#### Stored records
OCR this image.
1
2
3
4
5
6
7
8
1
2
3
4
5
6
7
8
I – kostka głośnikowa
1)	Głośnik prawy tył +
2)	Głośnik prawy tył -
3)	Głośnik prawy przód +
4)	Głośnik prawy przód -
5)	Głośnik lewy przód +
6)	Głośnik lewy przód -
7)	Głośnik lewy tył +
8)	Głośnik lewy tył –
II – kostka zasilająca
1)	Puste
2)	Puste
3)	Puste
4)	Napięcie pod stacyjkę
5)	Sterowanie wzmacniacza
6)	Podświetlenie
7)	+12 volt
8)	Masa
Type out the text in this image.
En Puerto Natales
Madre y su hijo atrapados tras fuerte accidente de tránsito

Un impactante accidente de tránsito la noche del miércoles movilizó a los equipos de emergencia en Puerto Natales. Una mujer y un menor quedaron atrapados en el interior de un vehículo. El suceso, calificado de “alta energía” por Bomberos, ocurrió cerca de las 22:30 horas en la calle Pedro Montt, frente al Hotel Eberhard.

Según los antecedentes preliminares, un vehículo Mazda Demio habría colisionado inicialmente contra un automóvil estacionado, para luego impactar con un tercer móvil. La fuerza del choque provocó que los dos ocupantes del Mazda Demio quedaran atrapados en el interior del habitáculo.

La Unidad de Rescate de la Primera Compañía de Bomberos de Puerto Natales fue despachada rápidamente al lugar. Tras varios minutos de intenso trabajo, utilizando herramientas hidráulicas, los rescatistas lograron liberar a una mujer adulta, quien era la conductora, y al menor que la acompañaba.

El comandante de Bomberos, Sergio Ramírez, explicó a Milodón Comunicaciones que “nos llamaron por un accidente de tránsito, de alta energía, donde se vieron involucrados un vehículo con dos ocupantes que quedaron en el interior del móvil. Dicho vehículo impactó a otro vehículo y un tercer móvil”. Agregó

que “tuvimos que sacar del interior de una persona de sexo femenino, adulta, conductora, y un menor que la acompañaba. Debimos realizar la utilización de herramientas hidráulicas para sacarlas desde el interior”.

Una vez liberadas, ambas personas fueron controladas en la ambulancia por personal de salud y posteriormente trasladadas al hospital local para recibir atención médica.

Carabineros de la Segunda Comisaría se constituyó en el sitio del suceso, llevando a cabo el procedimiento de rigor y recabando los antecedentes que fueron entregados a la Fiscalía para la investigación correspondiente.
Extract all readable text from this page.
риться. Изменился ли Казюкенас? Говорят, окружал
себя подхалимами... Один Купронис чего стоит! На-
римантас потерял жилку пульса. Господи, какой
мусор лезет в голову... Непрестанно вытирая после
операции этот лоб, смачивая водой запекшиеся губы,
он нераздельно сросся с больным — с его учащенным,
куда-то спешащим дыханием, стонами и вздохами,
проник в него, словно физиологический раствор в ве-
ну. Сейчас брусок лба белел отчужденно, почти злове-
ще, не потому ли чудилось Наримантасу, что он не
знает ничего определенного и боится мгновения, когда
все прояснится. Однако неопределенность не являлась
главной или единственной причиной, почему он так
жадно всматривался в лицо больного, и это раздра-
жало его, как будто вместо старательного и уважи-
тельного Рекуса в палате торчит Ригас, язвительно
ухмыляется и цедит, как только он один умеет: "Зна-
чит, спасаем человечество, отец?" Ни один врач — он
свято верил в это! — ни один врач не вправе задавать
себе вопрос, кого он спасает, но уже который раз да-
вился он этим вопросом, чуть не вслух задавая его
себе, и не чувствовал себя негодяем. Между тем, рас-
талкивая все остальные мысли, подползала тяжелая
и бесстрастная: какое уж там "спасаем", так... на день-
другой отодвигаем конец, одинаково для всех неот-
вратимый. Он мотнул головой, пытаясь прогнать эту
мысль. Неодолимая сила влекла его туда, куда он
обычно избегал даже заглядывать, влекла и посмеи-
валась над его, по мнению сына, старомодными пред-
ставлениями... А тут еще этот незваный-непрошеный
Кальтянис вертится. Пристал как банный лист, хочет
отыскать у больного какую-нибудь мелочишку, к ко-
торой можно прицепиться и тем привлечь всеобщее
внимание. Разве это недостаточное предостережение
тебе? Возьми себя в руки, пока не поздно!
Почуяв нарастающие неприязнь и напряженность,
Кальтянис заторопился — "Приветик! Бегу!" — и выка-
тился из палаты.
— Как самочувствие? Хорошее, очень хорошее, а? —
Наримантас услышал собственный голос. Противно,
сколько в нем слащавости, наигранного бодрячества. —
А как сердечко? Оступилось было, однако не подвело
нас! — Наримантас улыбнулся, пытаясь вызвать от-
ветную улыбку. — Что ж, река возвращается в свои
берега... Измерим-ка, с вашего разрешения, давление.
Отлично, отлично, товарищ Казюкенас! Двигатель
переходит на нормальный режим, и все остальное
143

#### What to do
Set down every line of the listing above again, exactly as given.

#### Solved problem
OCR this image.
1
2
3
4
5
6
7
8
1
2
3
4
5
6
7
8
I – kostka głośnikowa
1)	Głośnik prawy tył +
2)	Głośnik prawy tył -
3)	Głośnik prawy przód +
4)	Głośnik prawy przód -
5)	Głośnik lewy przód +
6)	Głośnik lewy przód -
7)	Głośnik lewy tył +
8)	Głośnik lewy tył –
II – kostka zasilająca
1)	Puste
2)	Puste
3)	Puste
4)	Napięcie pod stacyjkę
5)	Sterowanie wzmacniacza
6)	Podświetlenie
7)	+12 volt
8)	Masa
Type out the text in this image.
En Puerto Natales
Madre y su hijo atrapados tras fuerte accidente de tránsito

Un impactante accidente de tránsito la noche del miércoles movilizó a los equipos de emergencia en Puerto Natales. Una mujer y un menor quedaron atrapados en el interior de un vehículo. El suceso, calificado de “alta energía” por Bomberos, ocurrió cerca de las 22:30 horas en la calle Pedro Montt, frente al Hotel Eberhard.

Según los antecedentes preliminares, un vehículo Mazda Demio habría colisionado inicialmente contra un automóvil estacionado, para luego impactar con un tercer móvil. La fuerza del choque provocó que los dos ocupantes del Mazda Demio quedaran atrapados en el interior del habitáculo.

La Unidad de Rescate de la Primera Compañía de Bomberos de Puerto Natales fue despachada rápidamente al lugar. Tras varios minutos de intenso trabajo, utilizando herramientas hidráulicas, los rescatistas lograron liberar a una mujer adulta, quien era la conductora, y al menor que la acompañaba.

El comandante de Bomberos, Sergio Ramírez, explicó a Milodón Comunicaciones que “nos llamaron por un accidente de tránsito, de alta energía, donde se vieron involucrados un vehículo con dos ocupantes que quedaron en el interior del móvil. Dicho vehículo impactó a otro vehículo y un tercer móvil”. Agregó

que “tuvimos que sacar del interior de una persona de sexo femenino, adulta, conductora, y un menor que la acompañaba. Debimos realizar la utilización de herramientas hidráulicas para sacarlas desde el interior”.

Una vez liberadas, ambas personas fueron controladas en la ambulancia por personal de salud y posteriormente trasladadas al hospital local para recibir atención médica.

Carabineros de la Segunda Comisaría se constituyó en el sitio del suceso, llevando a cabo el procedimiento de rigor y recabando los antecedentes que fueron entregados a la Fiscalía para la investigación correspondiente.
Extract all readable text from this page.
риться. Изменился ли Казюкенас? Говорят, окружал
себя подхалимами... Один Купронис чего стоит! На-
римантас потерял жилку пульса. Господи, какой
мусор лезет в голову... Непрестанно вытирая после
операции этот лоб, смачивая водой запекшиеся губы,
он нераздельно сросся с больным — с его учащенным,
куда-то спешащим дыханием, стонами и вздохами,
проник в него, словно физиологический раствор в ве-
ну. Сейчас брусок лба белел отчужденно, почти злове-
ще, не потому ли чудилось Наримантасу, что он не
знает ничего определенного и боится мгновения, когда
все прояснится. Однако неопределенность не являлась
главной или единственной причиной, почему он так
жадно всматривался в лицо больного, и это раздра-
жало его, как будто вместо старательного и уважи-
тельного Рекуса в палате торчит Ригас, язвительно
ухмыляется и цедит, как только он один умеет: "Зна-
чит, спасаем человечество, отец?" Ни один врач — он
свято верил в это! — ни один врач не вправе задавать
себе вопрос, кого он спасает, но уже который раз да-
вился он этим вопросом, чуть не вслух задавая его
себе, и не чувствовал себя негодяем. Между тем, рас-
талкивая все остальные мысли, подползала тяжелая
и бесстрастная: какое уж там "спасаем", так... на день-
другой отодвигаем конец, одинаково для всех неот-
вратимый. Он мотнул головой, пытаясь прогнать эту
мысль. Неодолимая сила влекла его туда, куда он
обычно избегал даже заглядывать, влекла и посмеи-
валась над его, по мнению сына, старомодными пред-
ставлениями... А тут еще этот незваный-непрошеный
Кальтянис вертится. Пристал как банный лист, хочет
отыскать у больного какую-нибудь мелочишку, к ко-
торой можно прицепиться и тем привлечь всеобщее
внимание. Разве это недостаточное предостережение
тебе? Возьми себя в руки, пока не поздно!
Почуяв нарастающие неприязнь и напряженность,
Кальтянис заторопился — "Приветик! Бегу!" — и выка-
тился из палаты.
— Как самочувствие? Хорошее, очень хорошее, а? —
Наримантас услышал собственный голос. Противно,
сколько в нем слащавости, наигранного бодрячества. —
А как сердечко? Оступилось было, однако не подвело
нас! — Наримантас улыбнулся, пытаясь вызвать от-
ветную улыбку. — Что ж, река возвращается в свои
берега... Измерим-ка, с вашего разрешения, давление.
Отлично, отлично, товарищ Казюкенас! Двигатель
переходит на нормальный режим, и все остальное
143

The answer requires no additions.